■ **What you are asked to do**:
Search the material for "Bireysel" and show all lines that contain it.

■ **Entries shown**:
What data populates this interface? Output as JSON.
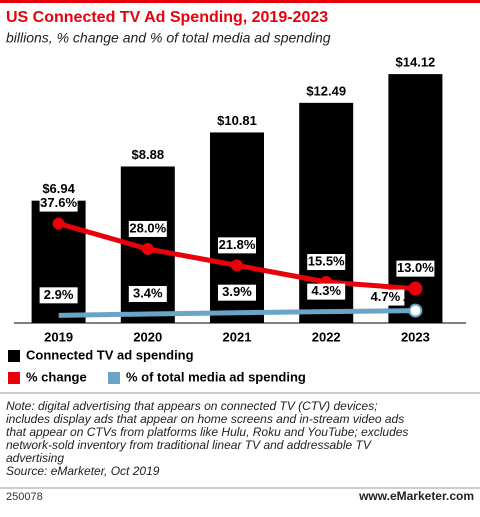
{
  "chart_data": {
    "type": "bar",
    "title": "US Connected TV Ad Spending, 2019-2023",
    "subtitle": "billions, % change and % of total media ad spending",
    "categories": [
      "2019",
      "2020",
      "2021",
      "2022",
      "2023"
    ],
    "series": [
      {
        "name": "Connected TV ad spending",
        "type": "bar",
        "color": "#000000",
        "values": [
          6.94,
          8.88,
          10.81,
          12.49,
          14.12
        ],
        "value_labels": [
          "$6.94",
          "$8.88",
          "$10.81",
          "$12.49",
          "$14.12"
        ]
      },
      {
        "name": "% change",
        "type": "line",
        "axis": "y2",
        "color": "#e8000b",
        "values": [
          37.6,
          28.0,
          21.8,
          15.5,
          13.0
        ],
        "value_labels": [
          "37.6%",
          "28.0%",
          "21.8%",
          "15.5%",
          "13.0%"
        ]
      },
      {
        "name": "% of total media ad spending",
        "type": "line",
        "axis": "y2",
        "color": "#6aa5c8",
        "values": [
          2.9,
          3.4,
          3.9,
          4.3,
          4.7
        ],
        "value_labels": [
          "2.9%",
          "3.4%",
          "3.9%",
          "4.3%",
          "4.7%"
        ]
      }
    ],
    "ylim": [
      0,
      15
    ],
    "y2lim": [
      0,
      100
    ],
    "note": [
      "Note: digital advertising that appears on connected TV (CTV) devices;",
      "includes display ads that appear on home screens and in-stream video ads",
      "that appear on CTVs from platforms like Hulu, Roku and YouTube; excludes",
      "network-sold inventory from traditional linear TV and addressable TV",
      "advertising"
    ],
    "source": "Source: eMarketer, Oct 2019",
    "id": "250078",
    "website": "www.eMarketer.com"
  }
}
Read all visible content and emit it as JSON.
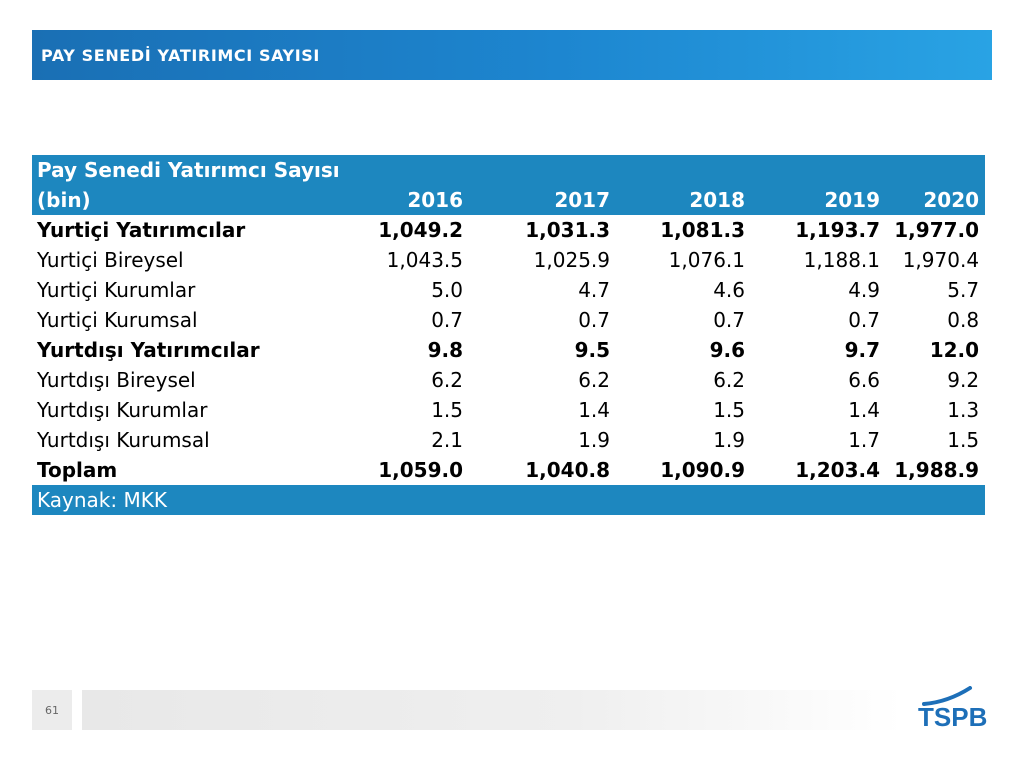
{
  "header": {
    "title": "PAY SENEDİ YATIRIMCI SAYISI"
  },
  "table": {
    "title_line1": "Pay Senedi Yatırımcı Sayısı",
    "title_line2": "(bin)",
    "years": [
      "2016",
      "2017",
      "2018",
      "2019",
      "2020"
    ],
    "rows": [
      {
        "label": "Yurtiçi Yatırımcılar",
        "bold": true,
        "values": [
          "1,049.2",
          "1,031.3",
          "1,081.3",
          "1,193.7",
          "1,977.0"
        ]
      },
      {
        "label": "Yurtiçi Bireysel",
        "bold": false,
        "values": [
          "1,043.5",
          "1,025.9",
          "1,076.1",
          "1,188.1",
          "1,970.4"
        ]
      },
      {
        "label": "Yurtiçi Kurumlar",
        "bold": false,
        "values": [
          "5.0",
          "4.7",
          "4.6",
          "4.9",
          "5.7"
        ]
      },
      {
        "label": "Yurtiçi Kurumsal",
        "bold": false,
        "values": [
          "0.7",
          "0.7",
          "0.7",
          "0.7",
          "0.8"
        ]
      },
      {
        "label": "Yurtdışı Yatırımcılar",
        "bold": true,
        "values": [
          "9.8",
          "9.5",
          "9.6",
          "9.7",
          "12.0"
        ]
      },
      {
        "label": "Yurtdışı Bireysel",
        "bold": false,
        "values": [
          "6.2",
          "6.2",
          "6.2",
          "6.6",
          "9.2"
        ]
      },
      {
        "label": "Yurtdışı Kurumlar",
        "bold": false,
        "values": [
          "1.5",
          "1.4",
          "1.5",
          "1.4",
          "1.3"
        ]
      },
      {
        "label": "Yurtdışı Kurumsal",
        "bold": false,
        "values": [
          "2.1",
          "1.9",
          "1.9",
          "1.7",
          "1.5"
        ]
      },
      {
        "label": "Toplam",
        "bold": true,
        "values": [
          "1,059.0",
          "1,040.8",
          "1,090.9",
          "1,203.4",
          "1,988.9"
        ]
      }
    ],
    "source": "Kaynak: MKK"
  },
  "footer": {
    "page_number": "61",
    "logo_text": "TSPB"
  },
  "colors": {
    "table_header": "#1d87bf",
    "title_bar": "#1d86d0",
    "logo": "#1d6fb8"
  }
}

■ **Solved exercise**:
        "label": "Yurtiçi Bireysel",
        "label": "Yurtdışı Bireysel",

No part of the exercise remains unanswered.